- READING TEXT:
▬▬▬▬▬▬▬▬▬▬
THE WORLD LOST A GOOD MAN on January 27, 2010, when Professor Howard Zinn died of a heart attack. Not only was Zinn a good man, he had a joyful, hopeful, deeply humble, and humorous personality -- and he certainly was not dull, as some academic dolts have portrayed him, all the while attacking and disparaging his scholarship and his bona fides ever since he passed away -- people like Jill Lepore, Michael Kazin, Michael Walzer, Sean Wilentz, who thankfully have been shredded to pieces, mere digital pulp they do not even deserve, by my comrade Louis Proyect in his February 4, 2010, piece, "Howard Zinn's detractors." Dullness was not a part of his quiver. Love was, however. Love for the other, the people, the little ones, us all.

I CORRESPONDED twice with him in 2004 and again in 2008 to gently chide him for calling to vote for respectively John Kerry and Barack Obama in the name of lesser evilism, and in both occasions he answered with kindness and magnanimity pointing out the well-known and worn-out argument that in the absence of a credible alternative on our side we were left to try to limit the damages by helping elect the lesser-evil -- that darn line of thinking that gets my blood boiling each and every time. But I had so much respect and affection for him that I could not even get mad or send a rejoinder -- only, "thanks Howard; I understand..."
▬▬▬▬▬▬▬▬▬▬
- EXCERPTED DATA:
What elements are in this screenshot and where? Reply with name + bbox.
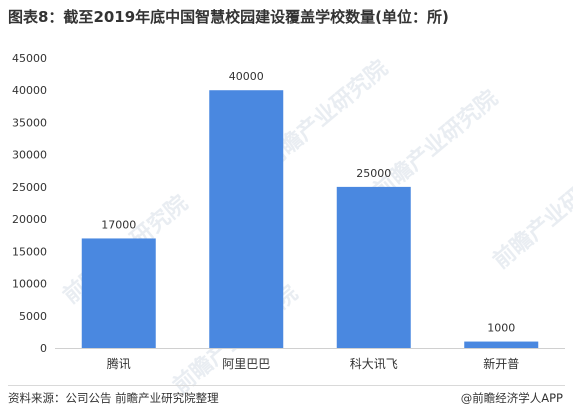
y-tick-label: 40000	[12, 84, 47, 97]
category-label: 腾讯	[107, 356, 131, 371]
bar	[336, 186, 411, 348]
y-tick-label: 45000	[12, 52, 47, 65]
y-tick-label: 30000	[12, 149, 47, 162]
source-note: 资料来源：公司公告 前瞻产业研究院整理	[8, 391, 219, 405]
bar	[209, 90, 284, 348]
data-label: 17000	[101, 218, 136, 231]
credit-note: @前瞻经济学人APP	[460, 391, 563, 405]
y-tick-label: 35000	[12, 116, 47, 129]
y-tick-label: 20000	[12, 213, 47, 226]
data-label: 1000	[487, 322, 515, 335]
watermark-text: 前瞻产业研究院	[368, 85, 503, 204]
data-label: 40000	[229, 70, 264, 83]
y-tick-label: 15000	[12, 245, 47, 258]
category-label: 阿里巴巴	[222, 357, 270, 371]
watermark-text: 前瞻产业研究院	[488, 155, 573, 274]
category-label: 科大讯飞	[350, 357, 398, 371]
chart-title: 图表8：截至2019年底中国智慧校园建设覆盖学校数量(单位：所)	[8, 8, 449, 26]
y-tick-label: 5000	[19, 310, 47, 323]
category-label: 新开普	[483, 356, 519, 371]
y-tick-label: 0	[40, 342, 47, 355]
data-label: 25000	[356, 167, 391, 180]
footer-divider	[8, 385, 565, 386]
y-tick-label: 25000	[12, 181, 47, 194]
bar	[464, 341, 539, 348]
y-tick-label: 10000	[12, 278, 47, 291]
bar	[81, 238, 156, 348]
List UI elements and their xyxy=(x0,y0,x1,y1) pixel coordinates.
▬▬▬▬▬▬▬▬▬▬
- PROBLEMS TO WORK ON:
1) Answer these questions about the tribute to Howard Zinn.
(a) On what date did Zinn die, and what was the cause?
(b) Who wrote the piece "Howard Zinn's detractors"?
(c) Which candidate did Zinn call on people to vote for in 2004, and which in 2008?
2) Carry on the tribute to Howard Zinn from its last sentence.
The listing has no connection to the tribute to Howard Zinn.

- EXPECTED ANSWERS:
1)
(a) January 27, 2010, of a heart attack.
(b) Louis Proyect.
(c) John Kerry in 2004 and Barack Obama in 2008.

2)
I WAS INTRODUCED to the work of Howard Zinn through his 1970 book, The Politics of History. I was struck by his courage to revisit the French town of Royan, which he had helped destroy with the first use of napalm when he was a bombardier during WWII. Zinn had gone back, questioning the ethics of war, of mass civilian casualties, the death of over 1,000 French civilians. After the war, few soldiers questioned the morality of the fighting. Most would refuse to talk about their war experience (like my father) or would brag about their dangerous exploits (like Art Shay) -- the Martin Muries and Howard Zinns were the exception. Even more exceptional was the move these few took from warmongering to pacifism and non-violence. That non-violence part, based on pure ethics, was what drove me to become an admirer of Zinn (and Murie, and Philip Greenspan). The ability, which requires much humility, to look back to one's actions and the consequences on The Other is a quality that too many of us lack. Howard Zinn was a towering figure for those inclined to search for the other side of whatever story peddled by the bien-pensant crowd (like those Louis Proyect takes to task, those so-called liberal academics who cause much damage to social justice).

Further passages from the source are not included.